• [YOUR INSTRUCTIONS]:
Repeat every record below exactly as it appears.

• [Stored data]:
━━━━━━━━

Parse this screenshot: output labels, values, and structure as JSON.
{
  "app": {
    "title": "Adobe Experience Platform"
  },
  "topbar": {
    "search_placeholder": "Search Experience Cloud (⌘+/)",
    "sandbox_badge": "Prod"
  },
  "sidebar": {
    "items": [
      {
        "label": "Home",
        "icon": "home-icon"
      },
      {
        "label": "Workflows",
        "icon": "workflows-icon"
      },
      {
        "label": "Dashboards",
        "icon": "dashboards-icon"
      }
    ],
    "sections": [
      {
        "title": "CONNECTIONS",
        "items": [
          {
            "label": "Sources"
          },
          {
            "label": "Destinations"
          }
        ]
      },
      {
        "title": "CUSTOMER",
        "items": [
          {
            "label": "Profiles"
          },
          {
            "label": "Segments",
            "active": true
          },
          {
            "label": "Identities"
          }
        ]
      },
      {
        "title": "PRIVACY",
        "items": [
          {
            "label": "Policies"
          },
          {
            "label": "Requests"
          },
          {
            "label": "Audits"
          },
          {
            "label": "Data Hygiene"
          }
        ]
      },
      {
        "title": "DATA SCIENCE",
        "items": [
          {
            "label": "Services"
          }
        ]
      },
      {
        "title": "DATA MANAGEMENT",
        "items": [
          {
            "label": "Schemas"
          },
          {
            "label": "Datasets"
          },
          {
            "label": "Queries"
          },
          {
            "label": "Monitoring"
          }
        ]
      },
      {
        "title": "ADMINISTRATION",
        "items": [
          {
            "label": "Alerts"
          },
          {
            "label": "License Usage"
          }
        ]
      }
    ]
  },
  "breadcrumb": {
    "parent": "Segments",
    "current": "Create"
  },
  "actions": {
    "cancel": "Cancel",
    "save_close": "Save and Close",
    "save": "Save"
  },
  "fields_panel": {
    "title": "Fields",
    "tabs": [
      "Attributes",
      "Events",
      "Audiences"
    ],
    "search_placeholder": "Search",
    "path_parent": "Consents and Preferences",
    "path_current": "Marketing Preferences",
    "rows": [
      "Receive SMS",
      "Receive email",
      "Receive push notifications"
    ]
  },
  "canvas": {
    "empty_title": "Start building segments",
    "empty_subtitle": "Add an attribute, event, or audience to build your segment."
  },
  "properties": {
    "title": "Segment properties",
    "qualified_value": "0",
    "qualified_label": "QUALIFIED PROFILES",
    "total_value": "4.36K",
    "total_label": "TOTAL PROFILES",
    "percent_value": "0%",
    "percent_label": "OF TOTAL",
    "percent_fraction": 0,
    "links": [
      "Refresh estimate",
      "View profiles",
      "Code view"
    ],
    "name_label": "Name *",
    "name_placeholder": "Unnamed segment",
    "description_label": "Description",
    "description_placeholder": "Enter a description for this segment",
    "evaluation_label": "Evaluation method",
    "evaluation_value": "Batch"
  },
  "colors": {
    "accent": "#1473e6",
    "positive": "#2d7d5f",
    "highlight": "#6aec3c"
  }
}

━━━━━━━━

• [SOLUTION FOR THIS PROBLEM]:
Parse this screenshot: output labels, values, and structure as JSON.
{
  "app": {
    "title": "Adobe Experience Platform"
  },
  "topbar": {
    "search_placeholder": "Search Experience Cloud (⌘+/)",
    "sandbox_badge": "Prod"
  },
  "sidebar": {
    "items": [
      {
        "label": "Home",
        "icon": "home-icon"
      },
      {
        "label": "Workflows",
        "icon": "workflows-icon"
      },
      {
        "label": "Dashboards",
        "icon": "dashboards-icon"
      }
    ],
    "sections": [
      {
        "title": "CONNECTIONS",
        "items": [
          {
            "label": "Sources"
          },
          {
            "label": "Destinations"
          }
        ]
      },
      {
        "title": "CUSTOMER",
        "items": [
          {
            "label": "Profiles"
          },
          {
            "label": "Segments",
            "active": true
          },
          {
            "label": "Identities"
          }
        ]
      },
      {
        "title": "PRIVACY",
        "items": [
          {
            "label": "Policies"
          },
          {
            "label": "Requests"
          },
          {
            "label": "Audits"
          },
          {
            "label": "Data Hygiene"
          }
        ]
      },
      {
        "title": "DATA SCIENCE",
        "items": [
          {
            "label": "Services"
          }
        ]
      },
      {
        "title": "DATA MANAGEMENT",
        "items": [
          {
            "label": "Schemas"
          },
          {
            "label": "Datasets"
          },
          {
            "label": "Queries"
          },
          {
            "label": "Monitoring"
          }
        ]
      },
      {
        "title": "ADMINISTRATION",
        "items": [
          {
            "label": "Alerts"
          },
          {
            "label": "License Usage"
          }
        ]
      }
    ]
  },
  "breadcrumb": {
    "parent": "Segments",
    "current": "Create"
  },
  "actions": {
    "cancel": "Cancel",
    "save_close": "Save and Close",
    "save": "Save"
  },
  "fields_panel": {
    "title": "Fields",
    "tabs": [
      "Attributes",
      "Events",
      "Audiences"
    ],
    "search_placeholder": "Search",
    "path_parent": "Consents and Preferences",
    "path_current": "Marketing Preferences",
    "rows": [
      "Receive SMS",
      "Receive email",
      "Receive push notifications"
    ]
  },
  "canvas": {
    "empty_title": "Start building segments",
    "empty_subtitle": "Add an attribute, event, or audience to build your segment."
  },
  "properties": {
    "title": "Segment properties",
    "qualified_value": "0",
    "qualified_label": "QUALIFIED PROFILES",
    "total_value": "4.36K",
    "total_label": "TOTAL PROFILES",
    "percent_value": "0%",
    "percent_label": "OF TOTAL",
    "percent_fraction": 0,
    "links": [
      "Refresh estimate",
      "View profiles",
      "Code view"
    ],
    "name_label": "Name *",
    "name_placeholder": "Unnamed segment",
    "description_label": "Description",
    "description_placeholder": "Enter a description for this segment",
    "evaluation_label": "Evaluation method",
    "evaluation_value": "Batch"
  },
  "colors": {
    "accent": "#1473e6",
    "positive": "#2d7d5f",
    "highlight": "#6aec3c"
  }
}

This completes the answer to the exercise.